TASK DESCRIPTION =>
The data below should be restated word for word, with every picture omitted.

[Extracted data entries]
◇ ◇ ◇ ◇
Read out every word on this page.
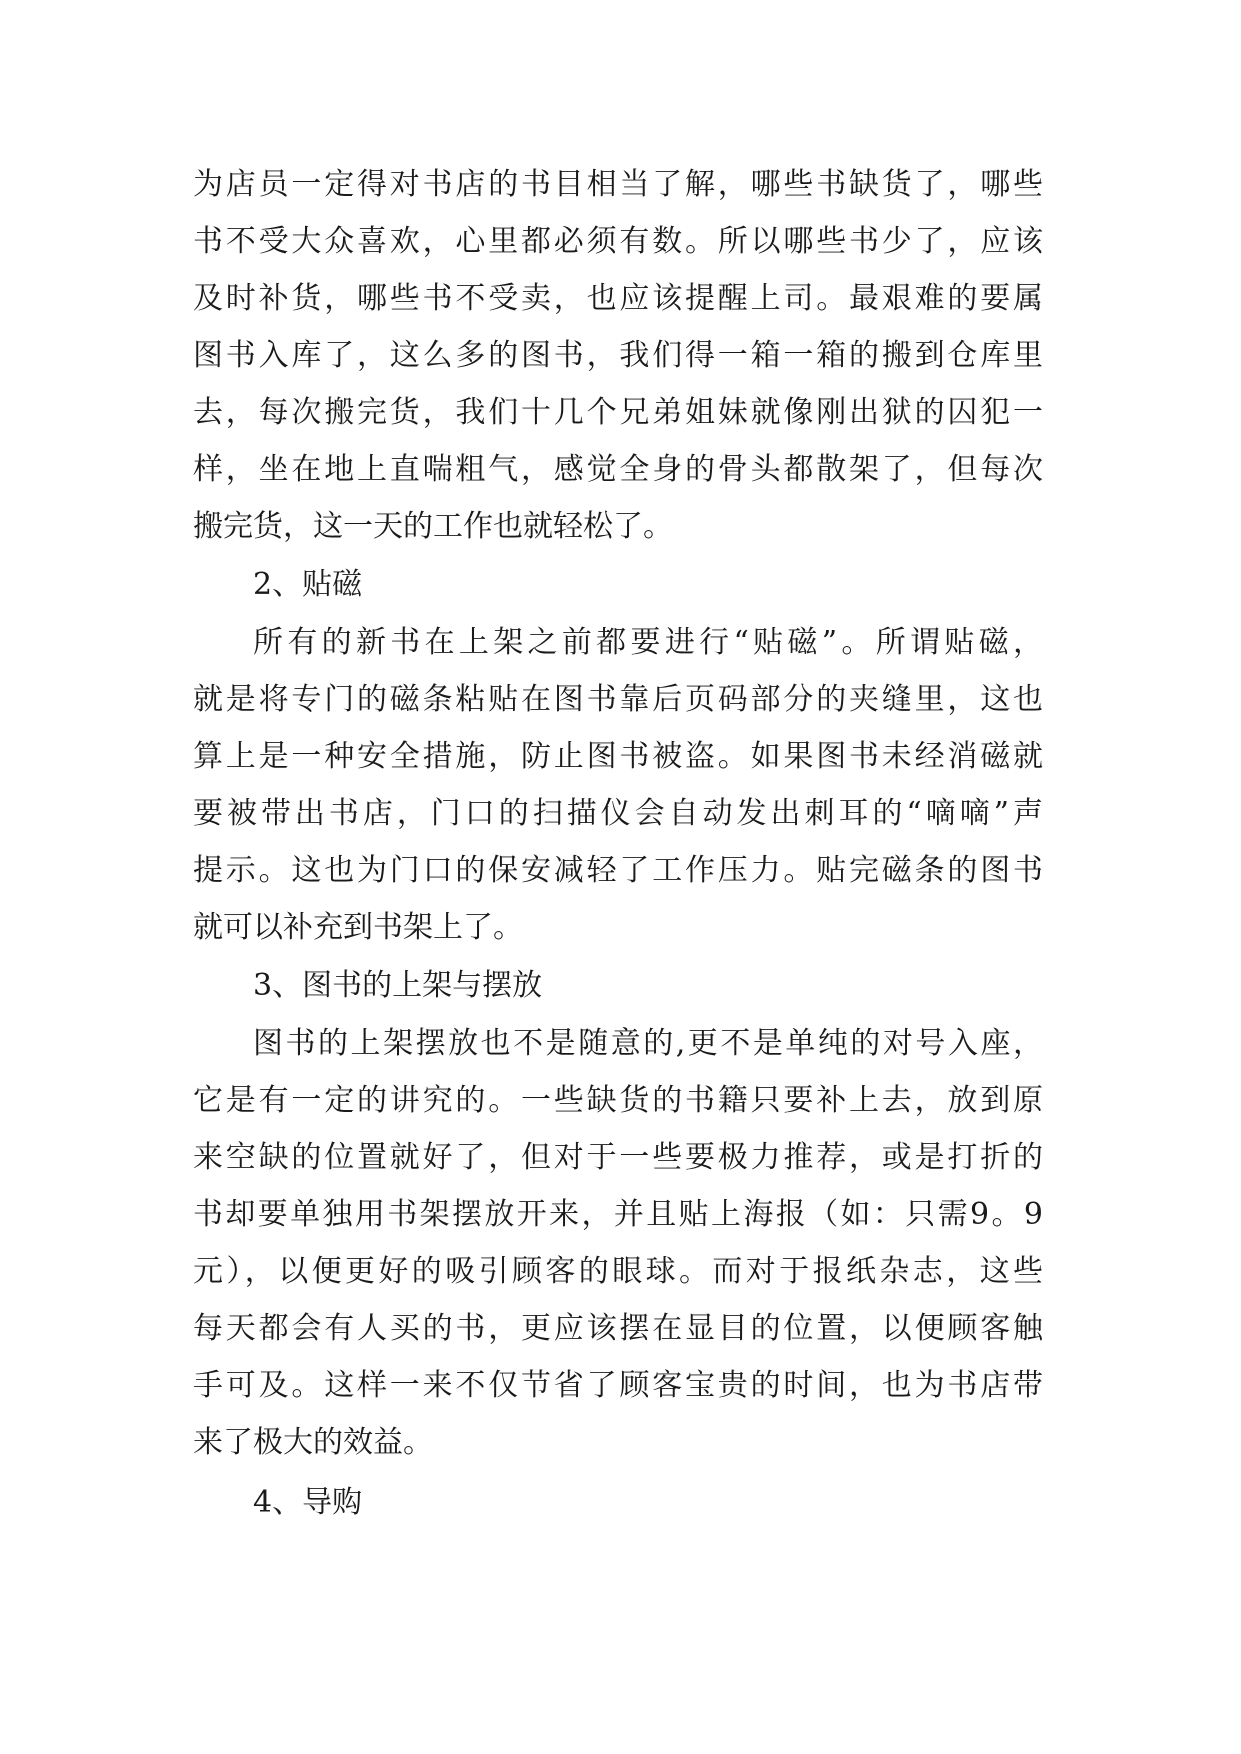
为店员一定得对书店的书目相当了解，哪些书缺货了，哪些
书不受大众喜欢，心里都必须有数。所以哪些书少了，应该
及时补货，哪些书不受卖，也应该提醒上司。最艰难的要属
图书入库了，这么多的图书，我们得一箱一箱的搬到仓库里
去，每次搬完货，我们十几个兄弟姐妹就像刚出狱的囚犯一
样，坐在地上直喘粗气，感觉全身的骨头都散架了，但每次
搬完货，这一天的工作也就轻松了。
2、贴磁
所有的新书在上架之前都要进行“贴磁”。所谓贴磁，
就是将专门的磁条粘贴在图书靠后页码部分的夹缝里，这也
算上是一种安全措施，防止图书被盗。如果图书未经消磁就
要被带出书店，门口的扫描仪会自动发出刺耳的“嘀嘀”声
提示。这也为门口的保安减轻了工作压力。贴完磁条的图书
就可以补充到书架上了。
3、图书的上架与摆放
图书的上架摆放也不是随意的,更不是单纯的对号入座，
它是有一定的讲究的。一些缺货的书籍只要补上去，放到原
来空缺的位置就好了，但对于一些要极力推荐，或是打折的
书却要单独用书架摆放开来，并且贴上海报（如：只需9。9
元），以便更好的吸引顾客的眼球。而对于报纸杂志，这些
每天都会有人买的书，更应该摆在显目的位置，以便顾客触
手可及。这样一来不仅节省了顾客宝贵的时间，也为书店带
来了极大的效益。
4、导购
◇ ◇ ◇ ◇
RESPONSE TO THIS TASK =>
Read out every word on this page.
为店员一定得对书店的书目相当了解，哪些书缺货了，哪些
书不受大众喜欢，心里都必须有数。所以哪些书少了，应该
及时补货，哪些书不受卖，也应该提醒上司。最艰难的要属
图书入库了，这么多的图书，我们得一箱一箱的搬到仓库里
去，每次搬完货，我们十几个兄弟姐妹就像刚出狱的囚犯一
样，坐在地上直喘粗气，感觉全身的骨头都散架了，但每次
搬完货，这一天的工作也就轻松了。
2、贴磁
所有的新书在上架之前都要进行“贴磁”。所谓贴磁，
就是将专门的磁条粘贴在图书靠后页码部分的夹缝里，这也
算上是一种安全措施，防止图书被盗。如果图书未经消磁就
要被带出书店，门口的扫描仪会自动发出刺耳的“嘀嘀”声
提示。这也为门口的保安减轻了工作压力。贴完磁条的图书
就可以补充到书架上了。
3、图书的上架与摆放
图书的上架摆放也不是随意的,更不是单纯的对号入座，
它是有一定的讲究的。一些缺货的书籍只要补上去，放到原
来空缺的位置就好了，但对于一些要极力推荐，或是打折的
书却要单独用书架摆放开来，并且贴上海报（如：只需9。9
元），以便更好的吸引顾客的眼球。而对于报纸杂志，这些
每天都会有人买的书，更应该摆在显目的位置，以便顾客触
手可及。这样一来不仅节省了顾客宝贵的时间，也为书店带
来了极大的效益。
4、导购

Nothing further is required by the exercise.